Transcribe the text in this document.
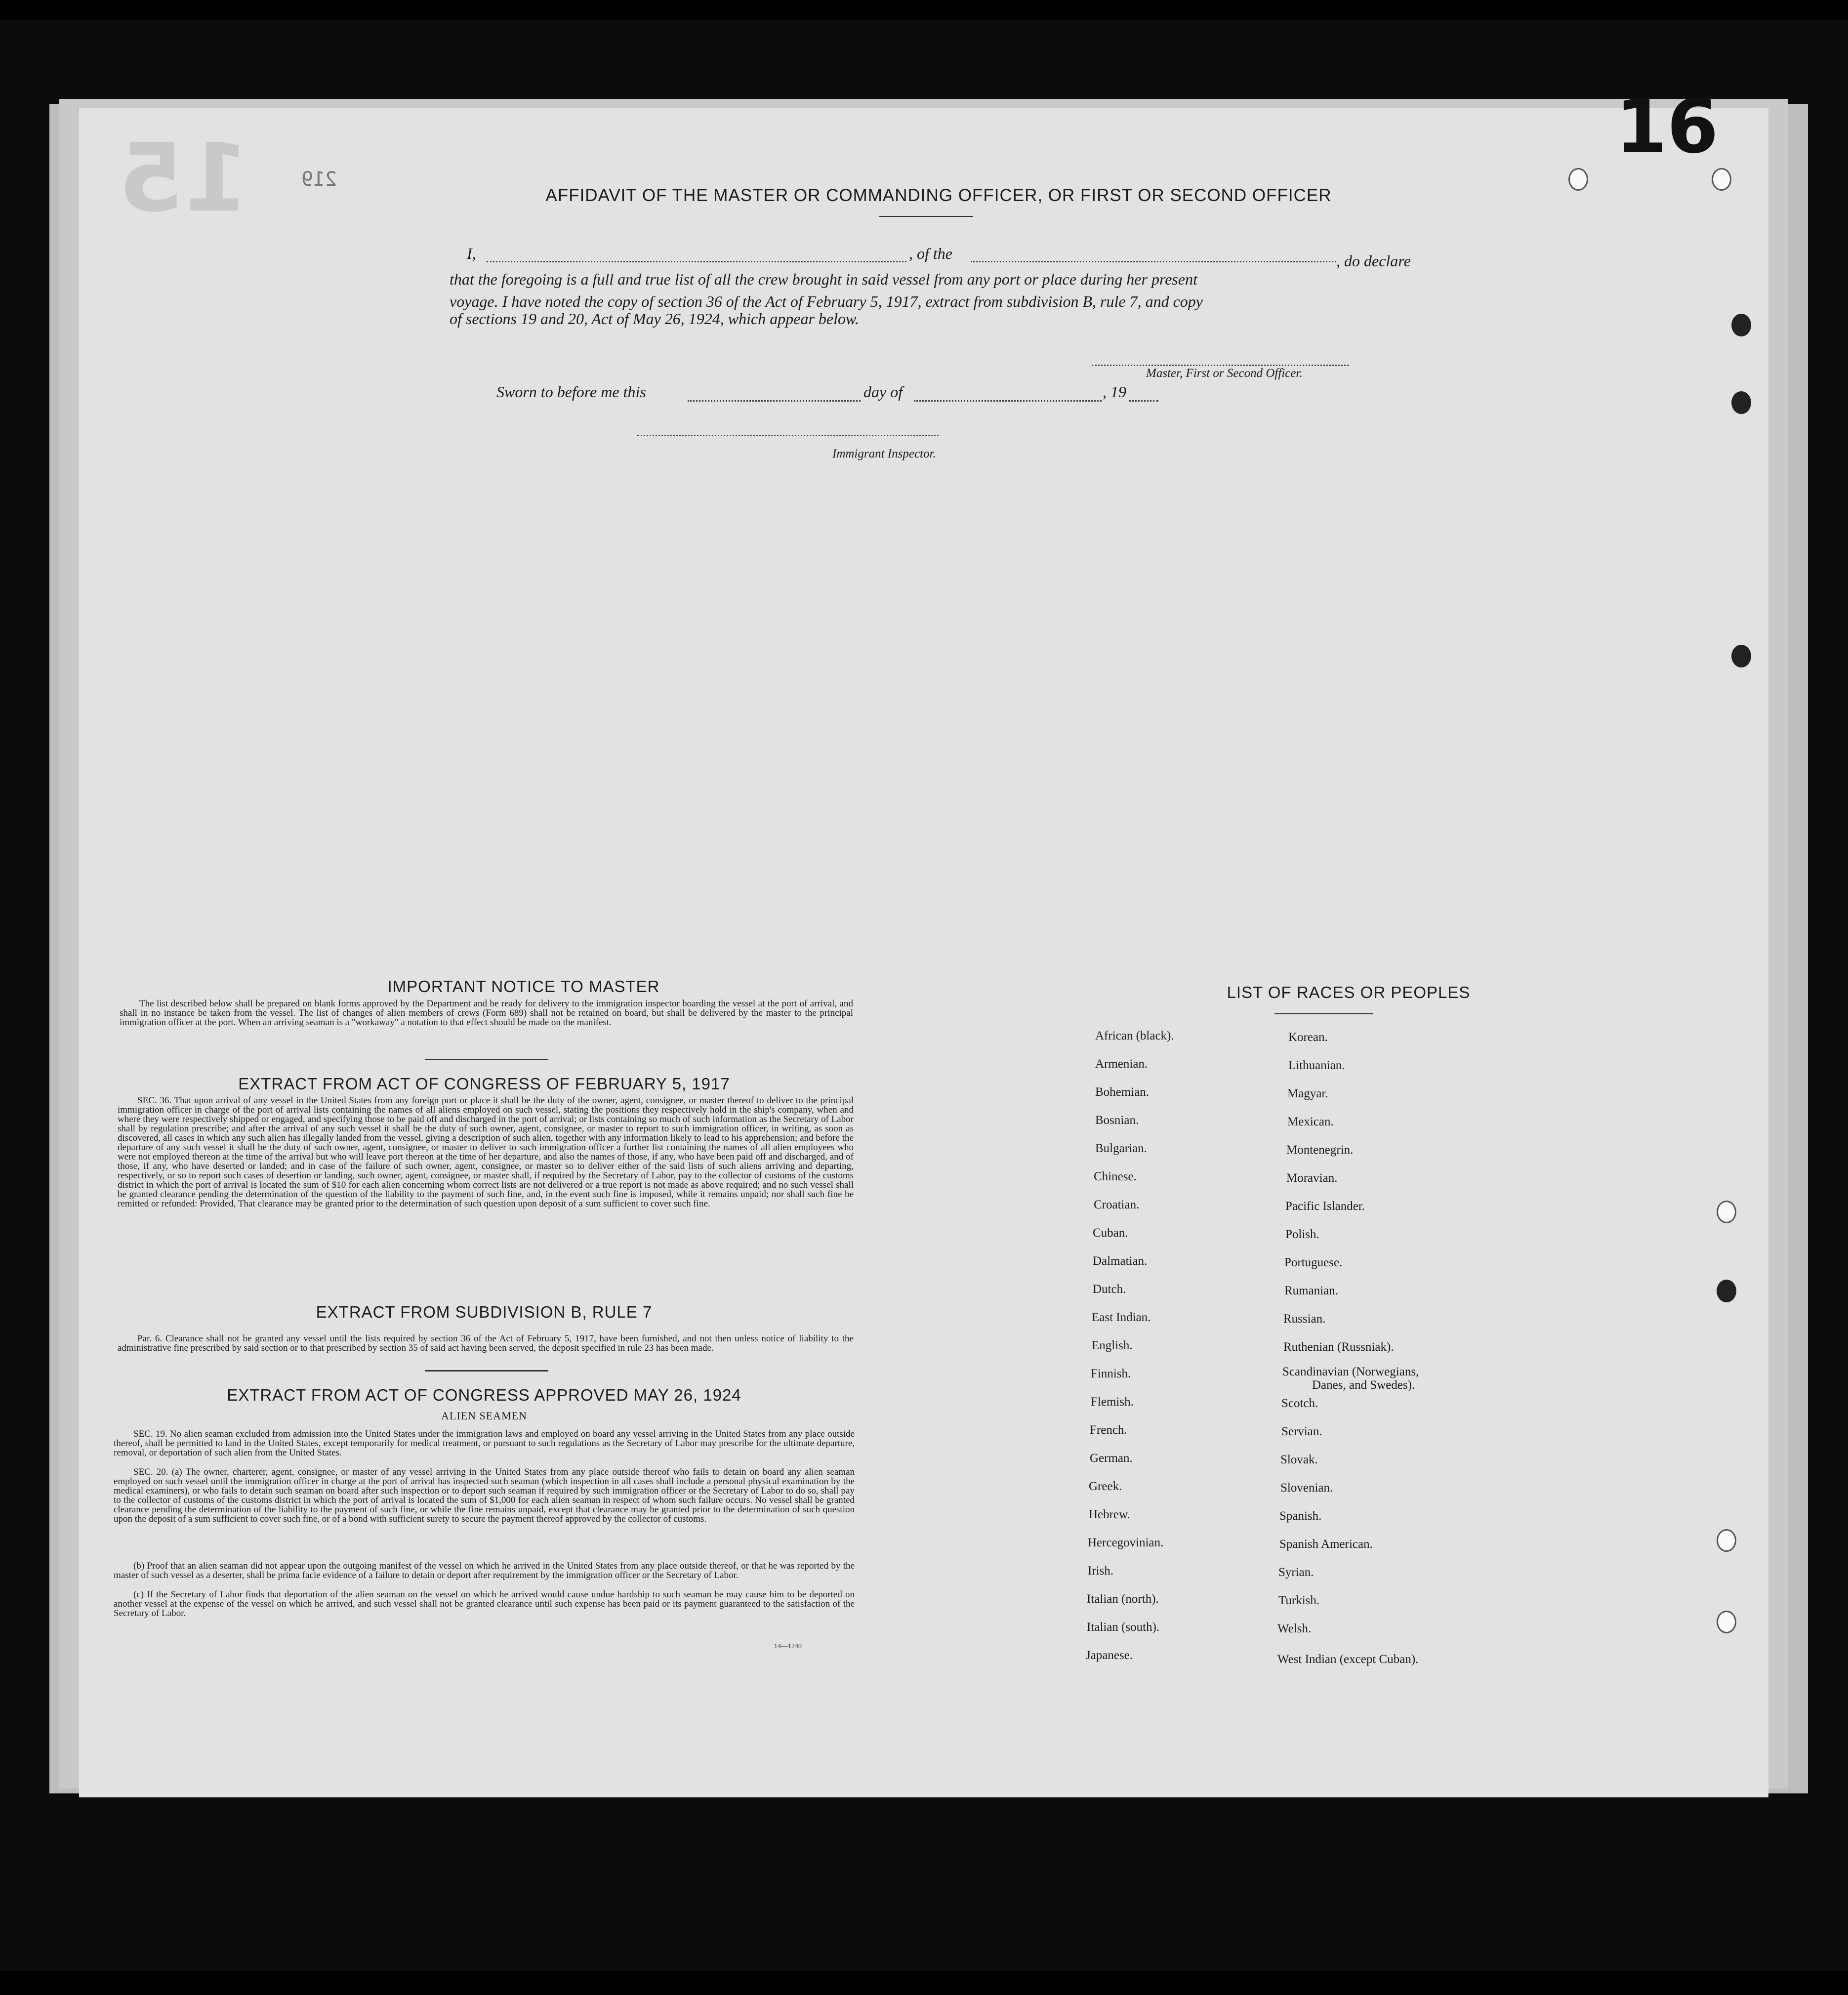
16
15	219
AFFIDAVIT OF THE MASTER OR COMMANDING OFFICER, OR FIRST OR SECOND OFFICER
I,	, of the	, do declare
that the foregoing is a full and true list of all the crew brought in said vessel from any port or place during her present
voyage. I have noted the copy of section 36 of the Act of February 5, 1917, extract from subdivision B, rule 7, and copy
of sections 19 and 20, Act of May 26, 1924, which appear below.
Master, First or Second Officer.
Sworn to before me this	day of	, 19
Immigrant Inspector.
IMPORTANT NOTICE TO MASTER
The list described below shall be prepared on blank forms approved by the Department and be ready for delivery to the immigration inspector boarding the vessel at the port of arrival, and shall in no instance be taken from the vessel. The list of changes of alien members of crews (Form 689) shall not be retained on board, but shall be delivered by the master to the principal immigration officer at the port. When an arriving seaman is a "workaway" a notation to that effect should be made on the manifest.
EXTRACT FROM ACT OF CONGRESS OF FEBRUARY 5, 1917
SEC. 36. That upon arrival of any vessel in the United States from any foreign port or place it shall be the duty of the owner, agent, consignee, or master thereof to deliver to the principal immigration officer in charge of the port of arrival lists containing the names of all aliens employed on such vessel, stating the positions they respectively hold in the ship's company, when and where they were respectively shipped or engaged, and specifying those to be paid off and discharged in the port of arrival; or lists containing so much of such information as the Secretary of Labor shall by regulation prescribe; and after the arrival of any such vessel it shall be the duty of such owner, agent, consignee, or master to report to such immigration officer, in writing, as soon as discovered, all cases in which any such alien has illegally landed from the vessel, giving a description of such alien, together with any information likely to lead to his apprehension; and before the departure of any such vessel it shall be the duty of such owner, agent, consignee, or master to deliver to such immigration officer a further list containing the names of all alien employees who were not employed thereon at the time of the arrival but who will leave port thereon at the time of her departure, and also the names of those, if any, who have been paid off and discharged, and of those, if any, who have deserted or landed; and in case of the failure of such owner, agent, consignee, or master so to deliver either of the said lists of such aliens arriving and departing, respectively, or so to report such cases of desertion or landing, such owner, agent, consignee, or master shall, if required by the Secretary of Labor, pay to the collector of customs of the customs district in which the port of arrival is located the sum of $10 for each alien concerning whom correct lists are not delivered or a true report is not made as above required; and no such vessel shall be granted clearance pending the determination of the question of the liability to the payment of such fine, and, in the event such fine is imposed, while it remains unpaid; nor shall such fine be remitted or refunded: Provided, That clearance may be granted prior to the determination of such question upon deposit of a sum sufficient to cover such fine.
EXTRACT FROM SUBDIVISION B, RULE 7
Par. 6. Clearance shall not be granted any vessel until the lists required by section 36 of the Act of February 5, 1917, have been furnished, and not then unless notice of liability to the administrative fine prescribed by said section or to that prescribed by section 35 of said act having been served, the deposit specified in rule 23 has been made.
EXTRACT FROM ACT OF CONGRESS APPROVED MAY 26, 1924
ALIEN SEAMEN
SEC. 19. No alien seaman excluded from admission into the United States under the immigration laws and employed on board any vessel arriving in the United States from any place outside thereof, shall be permitted to land in the United States, except temporarily for medical treatment, or pursuant to such regulations as the Secretary of Labor may prescribe for the ultimate departure, removal, or deportation of such alien from the United States.
SEC. 20. (a) The owner, charterer, agent, consignee, or master of any vessel arriving in the United States from any place outside thereof who fails to detain on board any alien seaman employed on such vessel until the immigration officer in charge at the port of arrival has inspected such seaman (which inspection in all cases shall include a personal physical examination by the medical examiners), or who fails to detain such seaman on board after such inspection or to deport such seaman if required by such immigration officer or the Secretary of Labor to do so, shall pay to the collector of customs of the customs district in which the port of arrival is located the sum of $1,000 for each alien seaman in respect of whom such failure occurs. No vessel shall be granted clearance pending the determination of the liability to the payment of such fine, or while the fine remains unpaid, except that clearance may be granted prior to the determination of such question upon the deposit of a sum sufficient to cover such fine, or of a bond with sufficient surety to secure the payment thereof approved by the collector of customs.
(b) Proof that an alien seaman did not appear upon the outgoing manifest of the vessel on which he arrived in the United States from any place outside thereof, or that he was reported by the master of such vessel as a deserter, shall be prima facie evidence of a failure to detain or deport after requirement by the immigration officer or the Secretary of Labor.
(c) If the Secretary of Labor finds that deportation of the alien seaman on the vessel on which he arrived would cause undue hardship to such seaman he may cause him to be deported on another vessel at the expense of the vessel on which he arrived, and such vessel shall not be granted clearance until such expense has been paid or its payment guaranteed to the satisfaction of the Secretary of Labor.
14—1240
LIST OF RACES OR PEOPLES
African (black).
Armenian.
Bohemian.
Bosnian.
Bulgarian.
Chinese.
Croatian.
Cuban.
Dalmatian.
Dutch.
East Indian.
English.
Finnish.
Flemish.
French.
German.
Greek.
Hebrew.
Hercegovinian.
Irish.
Italian (north).
Italian (south).
Japanese.
Korean.
Lithuanian.
Magyar.
Mexican.
Montenegrin.
Moravian.
Pacific Islander.
Polish.
Portuguese.
Rumanian.
Russian.
Ruthenian (Russniak).
Scandinavian (Norwegians,
Danes, and Swedes).
Scotch.
Servian.
Slovak.
Slovenian.
Spanish.
Spanish American.
Syrian.
Turkish.
Welsh.
West Indian (except Cuban).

-- -- --

| BRIEF |
Skipping the pictures, transcribe each line above exactly as it appears.

| EXERCISE SOLUTION |
Transcribe the text in this document.
16
15	219
AFFIDAVIT OF THE MASTER OR COMMANDING OFFICER, OR FIRST OR SECOND OFFICER
I,	, of the	, do declare
that the foregoing is a full and true list of all the crew brought in said vessel from any port or place during her present
voyage. I have noted the copy of section 36 of the Act of February 5, 1917, extract from subdivision B, rule 7, and copy
of sections 19 and 20, Act of May 26, 1924, which appear below.
Master, First or Second Officer.
Sworn to before me this	day of	, 19
Immigrant Inspector.
IMPORTANT NOTICE TO MASTER
The list described below shall be prepared on blank forms approved by the Department and be ready for delivery to the immigration inspector boarding the vessel at the port of arrival, and shall in no instance be taken from the vessel. The list of changes of alien members of crews (Form 689) shall not be retained on board, but shall be delivered by the master to the principal immigration officer at the port. When an arriving seaman is a "workaway" a notation to that effect should be made on the manifest.
EXTRACT FROM ACT OF CONGRESS OF FEBRUARY 5, 1917
SEC. 36. That upon arrival of any vessel in the United States from any foreign port or place it shall be the duty of the owner, agent, consignee, or master thereof to deliver to the principal immigration officer in charge of the port of arrival lists containing the names of all aliens employed on such vessel, stating the positions they respectively hold in the ship's company, when and where they were respectively shipped or engaged, and specifying those to be paid off and discharged in the port of arrival; or lists containing so much of such information as the Secretary of Labor shall by regulation prescribe; and after the arrival of any such vessel it shall be the duty of such owner, agent, consignee, or master to report to such immigration officer, in writing, as soon as discovered, all cases in which any such alien has illegally landed from the vessel, giving a description of such alien, together with any information likely to lead to his apprehension; and before the departure of any such vessel it shall be the duty of such owner, agent, consignee, or master to deliver to such immigration officer a further list containing the names of all alien employees who were not employed thereon at the time of the arrival but who will leave port thereon at the time of her departure, and also the names of those, if any, who have been paid off and discharged, and of those, if any, who have deserted or landed; and in case of the failure of such owner, agent, consignee, or master so to deliver either of the said lists of such aliens arriving and departing, respectively, or so to report such cases of desertion or landing, such owner, agent, consignee, or master shall, if required by the Secretary of Labor, pay to the collector of customs of the customs district in which the port of arrival is located the sum of $10 for each alien concerning whom correct lists are not delivered or a true report is not made as above required; and no such vessel shall be granted clearance pending the determination of the question of the liability to the payment of such fine, and, in the event such fine is imposed, while it remains unpaid; nor shall such fine be remitted or refunded: Provided, That clearance may be granted prior to the determination of such question upon deposit of a sum sufficient to cover such fine.
EXTRACT FROM SUBDIVISION B, RULE 7
Par. 6. Clearance shall not be granted any vessel until the lists required by section 36 of the Act of February 5, 1917, have been furnished, and not then unless notice of liability to the administrative fine prescribed by said section or to that prescribed by section 35 of said act having been served, the deposit specified in rule 23 has been made.
EXTRACT FROM ACT OF CONGRESS APPROVED MAY 26, 1924
ALIEN SEAMEN
SEC. 19. No alien seaman excluded from admission into the United States under the immigration laws and employed on board any vessel arriving in the United States from any place outside thereof, shall be permitted to land in the United States, except temporarily for medical treatment, or pursuant to such regulations as the Secretary of Labor may prescribe for the ultimate departure, removal, or deportation of such alien from the United States.
SEC. 20. (a) The owner, charterer, agent, consignee, or master of any vessel arriving in the United States from any place outside thereof who fails to detain on board any alien seaman employed on such vessel until the immigration officer in charge at the port of arrival has inspected such seaman (which inspection in all cases shall include a personal physical examination by the medical examiners), or who fails to detain such seaman on board after such inspection or to deport such seaman if required by such immigration officer or the Secretary of Labor to do so, shall pay to the collector of customs of the customs district in which the port of arrival is located the sum of $1,000 for each alien seaman in respect of whom such failure occurs. No vessel shall be granted clearance pending the determination of the liability to the payment of such fine, or while the fine remains unpaid, except that clearance may be granted prior to the determination of such question upon the deposit of a sum sufficient to cover such fine, or of a bond with sufficient surety to secure the payment thereof approved by the collector of customs.
(b) Proof that an alien seaman did not appear upon the outgoing manifest of the vessel on which he arrived in the United States from any place outside thereof, or that he was reported by the master of such vessel as a deserter, shall be prima facie evidence of a failure to detain or deport after requirement by the immigration officer or the Secretary of Labor.
(c) If the Secretary of Labor finds that deportation of the alien seaman on the vessel on which he arrived would cause undue hardship to such seaman he may cause him to be deported on another vessel at the expense of the vessel on which he arrived, and such vessel shall not be granted clearance until such expense has been paid or its payment guaranteed to the satisfaction of the Secretary of Labor.
14—1240
LIST OF RACES OR PEOPLES
African (black).
Armenian.
Bohemian.
Bosnian.
Bulgarian.
Chinese.
Croatian.
Cuban.
Dalmatian.
Dutch.
East Indian.
English.
Finnish.
Flemish.
French.
German.
Greek.
Hebrew.
Hercegovinian.
Irish.
Italian (north).
Italian (south).
Japanese.
Korean.
Lithuanian.
Magyar.
Mexican.
Montenegrin.
Moravian.
Pacific Islander.
Polish.
Portuguese.
Rumanian.
Russian.
Ruthenian (Russniak).
Scandinavian (Norwegians,
Danes, and Swedes).
Scotch.
Servian.
Slovak.
Slovenian.
Spanish.
Spanish American.
Syrian.
Turkish.
Welsh.
West Indian (except Cuban).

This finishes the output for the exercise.